═══ The data
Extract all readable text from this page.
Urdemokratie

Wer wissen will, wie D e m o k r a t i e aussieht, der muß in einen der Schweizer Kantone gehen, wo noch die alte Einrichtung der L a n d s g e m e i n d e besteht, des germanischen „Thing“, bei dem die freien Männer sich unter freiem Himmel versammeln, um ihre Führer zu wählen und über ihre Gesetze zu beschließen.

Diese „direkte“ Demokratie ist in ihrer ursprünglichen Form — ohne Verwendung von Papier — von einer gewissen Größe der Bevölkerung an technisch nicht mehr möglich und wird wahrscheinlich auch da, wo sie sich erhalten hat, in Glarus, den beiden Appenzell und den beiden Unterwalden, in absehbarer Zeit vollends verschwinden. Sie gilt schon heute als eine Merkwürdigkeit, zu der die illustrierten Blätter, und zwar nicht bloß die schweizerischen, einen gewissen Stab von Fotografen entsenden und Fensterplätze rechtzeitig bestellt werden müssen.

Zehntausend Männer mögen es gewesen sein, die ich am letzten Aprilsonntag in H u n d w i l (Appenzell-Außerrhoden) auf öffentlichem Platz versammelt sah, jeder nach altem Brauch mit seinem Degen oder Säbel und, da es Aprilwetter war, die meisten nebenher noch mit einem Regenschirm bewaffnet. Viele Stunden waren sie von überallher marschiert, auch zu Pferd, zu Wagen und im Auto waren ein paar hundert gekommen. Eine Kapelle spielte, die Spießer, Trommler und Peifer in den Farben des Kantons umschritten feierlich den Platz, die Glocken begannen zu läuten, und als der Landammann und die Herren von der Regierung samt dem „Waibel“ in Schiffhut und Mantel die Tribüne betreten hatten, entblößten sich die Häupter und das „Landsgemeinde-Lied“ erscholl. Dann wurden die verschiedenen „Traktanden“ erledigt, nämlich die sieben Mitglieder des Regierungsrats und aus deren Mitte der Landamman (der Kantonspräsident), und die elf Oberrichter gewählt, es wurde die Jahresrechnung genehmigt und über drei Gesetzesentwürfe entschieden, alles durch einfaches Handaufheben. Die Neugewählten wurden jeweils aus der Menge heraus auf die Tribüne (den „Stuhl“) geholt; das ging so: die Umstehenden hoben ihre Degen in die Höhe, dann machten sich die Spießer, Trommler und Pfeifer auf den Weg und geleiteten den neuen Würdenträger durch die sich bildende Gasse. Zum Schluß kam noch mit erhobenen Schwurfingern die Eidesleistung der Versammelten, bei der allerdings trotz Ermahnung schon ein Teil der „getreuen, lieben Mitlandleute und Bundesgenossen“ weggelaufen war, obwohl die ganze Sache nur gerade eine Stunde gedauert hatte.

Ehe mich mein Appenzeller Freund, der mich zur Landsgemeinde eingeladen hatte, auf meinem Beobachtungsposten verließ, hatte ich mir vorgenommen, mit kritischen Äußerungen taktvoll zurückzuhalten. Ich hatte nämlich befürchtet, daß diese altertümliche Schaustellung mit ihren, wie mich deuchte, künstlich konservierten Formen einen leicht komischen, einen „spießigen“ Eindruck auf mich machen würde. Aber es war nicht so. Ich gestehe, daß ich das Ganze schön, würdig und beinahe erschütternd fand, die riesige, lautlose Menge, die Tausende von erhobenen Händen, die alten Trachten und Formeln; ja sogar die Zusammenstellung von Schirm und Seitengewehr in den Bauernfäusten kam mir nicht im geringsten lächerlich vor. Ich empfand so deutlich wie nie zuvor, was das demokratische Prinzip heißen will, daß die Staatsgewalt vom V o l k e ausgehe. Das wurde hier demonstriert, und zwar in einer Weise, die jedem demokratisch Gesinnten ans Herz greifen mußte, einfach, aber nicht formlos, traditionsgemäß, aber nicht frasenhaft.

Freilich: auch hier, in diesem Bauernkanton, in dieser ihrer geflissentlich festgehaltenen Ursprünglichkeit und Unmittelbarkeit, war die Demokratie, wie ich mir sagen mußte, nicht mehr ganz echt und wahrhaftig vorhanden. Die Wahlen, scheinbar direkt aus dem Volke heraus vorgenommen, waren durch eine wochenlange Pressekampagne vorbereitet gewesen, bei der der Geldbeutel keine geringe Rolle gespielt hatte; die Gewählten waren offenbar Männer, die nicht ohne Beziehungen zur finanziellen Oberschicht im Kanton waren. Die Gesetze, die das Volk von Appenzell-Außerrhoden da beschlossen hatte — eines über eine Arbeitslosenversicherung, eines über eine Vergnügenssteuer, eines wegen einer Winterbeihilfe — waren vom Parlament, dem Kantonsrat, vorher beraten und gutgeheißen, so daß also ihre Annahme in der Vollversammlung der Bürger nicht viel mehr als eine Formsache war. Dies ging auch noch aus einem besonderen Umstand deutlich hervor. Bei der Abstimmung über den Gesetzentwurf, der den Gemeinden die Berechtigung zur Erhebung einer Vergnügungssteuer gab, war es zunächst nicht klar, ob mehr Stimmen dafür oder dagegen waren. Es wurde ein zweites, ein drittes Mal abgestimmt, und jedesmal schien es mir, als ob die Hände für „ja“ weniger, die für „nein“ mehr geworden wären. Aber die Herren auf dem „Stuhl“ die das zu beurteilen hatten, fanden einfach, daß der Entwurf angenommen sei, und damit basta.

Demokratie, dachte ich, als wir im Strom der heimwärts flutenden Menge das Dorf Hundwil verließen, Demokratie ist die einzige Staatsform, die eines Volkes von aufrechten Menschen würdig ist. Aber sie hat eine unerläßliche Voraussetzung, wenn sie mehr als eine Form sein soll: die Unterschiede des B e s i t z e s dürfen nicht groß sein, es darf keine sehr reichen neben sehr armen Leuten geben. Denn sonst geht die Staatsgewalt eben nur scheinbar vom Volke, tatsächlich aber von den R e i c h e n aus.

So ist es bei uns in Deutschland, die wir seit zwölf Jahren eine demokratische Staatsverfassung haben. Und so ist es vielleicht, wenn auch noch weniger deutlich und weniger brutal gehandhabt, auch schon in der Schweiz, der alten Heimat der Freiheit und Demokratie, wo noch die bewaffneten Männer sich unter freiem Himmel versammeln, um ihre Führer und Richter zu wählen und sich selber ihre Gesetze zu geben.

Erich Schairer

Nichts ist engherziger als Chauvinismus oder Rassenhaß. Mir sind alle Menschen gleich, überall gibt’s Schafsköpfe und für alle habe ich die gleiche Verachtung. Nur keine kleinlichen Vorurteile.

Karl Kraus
══════
■ Task details ■
Copy out the entries above without altering a single character.

■ Response for this exercise ■
Extract all readable text from this page.
Urdemokratie

Wer wissen will, wie D e m o k r a t i e aussieht, der muß in einen der Schweizer Kantone gehen, wo noch die alte Einrichtung der L a n d s g e m e i n d e besteht, des germanischen „Thing“, bei dem die freien Männer sich unter freiem Himmel versammeln, um ihre Führer zu wählen und über ihre Gesetze zu beschließen.

Diese „direkte“ Demokratie ist in ihrer ursprünglichen Form — ohne Verwendung von Papier — von einer gewissen Größe der Bevölkerung an technisch nicht mehr möglich und wird wahrscheinlich auch da, wo sie sich erhalten hat, in Glarus, den beiden Appenzell und den beiden Unterwalden, in absehbarer Zeit vollends verschwinden. Sie gilt schon heute als eine Merkwürdigkeit, zu der die illustrierten Blätter, und zwar nicht bloß die schweizerischen, einen gewissen Stab von Fotografen entsenden und Fensterplätze rechtzeitig bestellt werden müssen.

Zehntausend Männer mögen es gewesen sein, die ich am letzten Aprilsonntag in H u n d w i l (Appenzell-Außerrhoden) auf öffentlichem Platz versammelt sah, jeder nach altem Brauch mit seinem Degen oder Säbel und, da es Aprilwetter war, die meisten nebenher noch mit einem Regenschirm bewaffnet. Viele Stunden waren sie von überallher marschiert, auch zu Pferd, zu Wagen und im Auto waren ein paar hundert gekommen. Eine Kapelle spielte, die Spießer, Trommler und Peifer in den Farben des Kantons umschritten feierlich den Platz, die Glocken begannen zu läuten, und als der Landammann und die Herren von der Regierung samt dem „Waibel“ in Schiffhut und Mantel die Tribüne betreten hatten, entblößten sich die Häupter und das „Landsgemeinde-Lied“ erscholl. Dann wurden die verschiedenen „Traktanden“ erledigt, nämlich die sieben Mitglieder des Regierungsrats und aus deren Mitte der Landamman (der Kantonspräsident), und die elf Oberrichter gewählt, es wurde die Jahresrechnung genehmigt und über drei Gesetzesentwürfe entschieden, alles durch einfaches Handaufheben. Die Neugewählten wurden jeweils aus der Menge heraus auf die Tribüne (den „Stuhl“) geholt; das ging so: die Umstehenden hoben ihre Degen in die Höhe, dann machten sich die Spießer, Trommler und Pfeifer auf den Weg und geleiteten den neuen Würdenträger durch die sich bildende Gasse. Zum Schluß kam noch mit erhobenen Schwurfingern die Eidesleistung der Versammelten, bei der allerdings trotz Ermahnung schon ein Teil der „getreuen, lieben Mitlandleute und Bundesgenossen“ weggelaufen war, obwohl die ganze Sache nur gerade eine Stunde gedauert hatte.

Ehe mich mein Appenzeller Freund, der mich zur Landsgemeinde eingeladen hatte, auf meinem Beobachtungsposten verließ, hatte ich mir vorgenommen, mit kritischen Äußerungen taktvoll zurückzuhalten. Ich hatte nämlich befürchtet, daß diese altertümliche Schaustellung mit ihren, wie mich deuchte, künstlich konservierten Formen einen leicht komischen, einen „spießigen“ Eindruck auf mich machen würde. Aber es war nicht so. Ich gestehe, daß ich das Ganze schön, würdig und beinahe erschütternd fand, die riesige, lautlose Menge, die Tausende von erhobenen Händen, die alten Trachten und Formeln; ja sogar die Zusammenstellung von Schirm und Seitengewehr in den Bauernfäusten kam mir nicht im geringsten lächerlich vor. Ich empfand so deutlich wie nie zuvor, was das demokratische Prinzip heißen will, daß die Staatsgewalt vom V o l k e ausgehe. Das wurde hier demonstriert, und zwar in einer Weise, die jedem demokratisch Gesinnten ans Herz greifen mußte, einfach, aber nicht formlos, traditionsgemäß, aber nicht frasenhaft.

Freilich: auch hier, in diesem Bauernkanton, in dieser ihrer geflissentlich festgehaltenen Ursprünglichkeit und Unmittelbarkeit, war die Demokratie, wie ich mir sagen mußte, nicht mehr ganz echt und wahrhaftig vorhanden. Die Wahlen, scheinbar direkt aus dem Volke heraus vorgenommen, waren durch eine wochenlange Pressekampagne vorbereitet gewesen, bei der der Geldbeutel keine geringe Rolle gespielt hatte; die Gewählten waren offenbar Männer, die nicht ohne Beziehungen zur finanziellen Oberschicht im Kanton waren. Die Gesetze, die das Volk von Appenzell-Außerrhoden da beschlossen hatte — eines über eine Arbeitslosenversicherung, eines über eine Vergnügenssteuer, eines wegen einer Winterbeihilfe — waren vom Parlament, dem Kantonsrat, vorher beraten und gutgeheißen, so daß also ihre Annahme in der Vollversammlung der Bürger nicht viel mehr als eine Formsache war. Dies ging auch noch aus einem besonderen Umstand deutlich hervor. Bei der Abstimmung über den Gesetzentwurf, der den Gemeinden die Berechtigung zur Erhebung einer Vergnügungssteuer gab, war es zunächst nicht klar, ob mehr Stimmen dafür oder dagegen waren. Es wurde ein zweites, ein drittes Mal abgestimmt, und jedesmal schien es mir, als ob die Hände für „ja“ weniger, die für „nein“ mehr geworden wären. Aber die Herren auf dem „Stuhl“ die das zu beurteilen hatten, fanden einfach, daß der Entwurf angenommen sei, und damit basta.

Demokratie, dachte ich, als wir im Strom der heimwärts flutenden Menge das Dorf Hundwil verließen, Demokratie ist die einzige Staatsform, die eines Volkes von aufrechten Menschen würdig ist. Aber sie hat eine unerläßliche Voraussetzung, wenn sie mehr als eine Form sein soll: die Unterschiede des B e s i t z e s dürfen nicht groß sein, es darf keine sehr reichen neben sehr armen Leuten geben. Denn sonst geht die Staatsgewalt eben nur scheinbar vom Volke, tatsächlich aber von den R e i c h e n aus.

So ist es bei uns in Deutschland, die wir seit zwölf Jahren eine demokratische Staatsverfassung haben. Und so ist es vielleicht, wenn auch noch weniger deutlich und weniger brutal gehandhabt, auch schon in der Schweiz, der alten Heimat der Freiheit und Demokratie, wo noch die bewaffneten Männer sich unter freiem Himmel versammeln, um ihre Führer und Richter zu wählen und sich selber ihre Gesetze zu geben.

Erich Schairer

Nichts ist engherziger als Chauvinismus oder Rassenhaß. Mir sind alle Menschen gleich, überall gibt’s Schafsköpfe und für alle habe ich die gleiche Verachtung. Nur keine kleinlichen Vorurteile.

Karl Kraus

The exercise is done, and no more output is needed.